- [Task details]
Identify each line in the records below that contains the word "image", and copy it.

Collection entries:
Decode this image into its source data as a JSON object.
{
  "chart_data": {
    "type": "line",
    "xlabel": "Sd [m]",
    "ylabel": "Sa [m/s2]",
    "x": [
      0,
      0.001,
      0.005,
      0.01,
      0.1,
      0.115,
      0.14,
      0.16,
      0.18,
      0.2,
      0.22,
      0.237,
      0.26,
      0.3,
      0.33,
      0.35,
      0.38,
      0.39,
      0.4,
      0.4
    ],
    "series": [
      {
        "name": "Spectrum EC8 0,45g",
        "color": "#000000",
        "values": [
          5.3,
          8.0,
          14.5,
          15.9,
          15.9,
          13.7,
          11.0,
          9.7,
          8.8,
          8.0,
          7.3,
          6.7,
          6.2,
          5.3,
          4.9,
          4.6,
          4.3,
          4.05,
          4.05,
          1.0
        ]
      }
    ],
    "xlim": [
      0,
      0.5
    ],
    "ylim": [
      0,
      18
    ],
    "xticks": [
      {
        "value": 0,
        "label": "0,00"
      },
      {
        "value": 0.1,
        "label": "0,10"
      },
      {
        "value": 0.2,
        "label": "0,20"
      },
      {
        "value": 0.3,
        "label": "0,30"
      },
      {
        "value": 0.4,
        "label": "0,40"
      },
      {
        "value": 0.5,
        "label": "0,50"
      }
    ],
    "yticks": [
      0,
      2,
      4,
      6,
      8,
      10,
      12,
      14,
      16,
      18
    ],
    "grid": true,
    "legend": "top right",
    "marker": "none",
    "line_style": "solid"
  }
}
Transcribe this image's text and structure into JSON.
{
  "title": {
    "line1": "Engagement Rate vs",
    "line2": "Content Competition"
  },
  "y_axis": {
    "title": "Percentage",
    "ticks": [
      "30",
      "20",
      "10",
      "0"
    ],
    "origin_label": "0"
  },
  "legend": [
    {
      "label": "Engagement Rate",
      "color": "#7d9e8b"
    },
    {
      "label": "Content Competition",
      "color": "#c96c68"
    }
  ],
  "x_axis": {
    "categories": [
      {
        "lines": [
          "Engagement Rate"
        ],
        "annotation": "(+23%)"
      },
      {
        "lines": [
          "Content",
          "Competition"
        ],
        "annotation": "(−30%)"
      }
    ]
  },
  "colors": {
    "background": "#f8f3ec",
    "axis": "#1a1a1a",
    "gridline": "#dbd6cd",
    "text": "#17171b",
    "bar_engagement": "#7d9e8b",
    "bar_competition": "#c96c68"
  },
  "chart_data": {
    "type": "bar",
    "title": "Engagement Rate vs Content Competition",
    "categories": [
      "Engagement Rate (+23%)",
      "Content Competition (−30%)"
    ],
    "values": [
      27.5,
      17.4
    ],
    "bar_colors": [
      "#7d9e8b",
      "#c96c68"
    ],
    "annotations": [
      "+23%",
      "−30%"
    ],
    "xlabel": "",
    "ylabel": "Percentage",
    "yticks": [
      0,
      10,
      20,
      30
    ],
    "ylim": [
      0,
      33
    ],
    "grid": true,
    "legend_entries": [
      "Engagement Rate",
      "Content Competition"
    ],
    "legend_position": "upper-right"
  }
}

- [Solution to this task]
Decode this image into its source data as a JSON object.
Transcribe this image's text and structure into JSON.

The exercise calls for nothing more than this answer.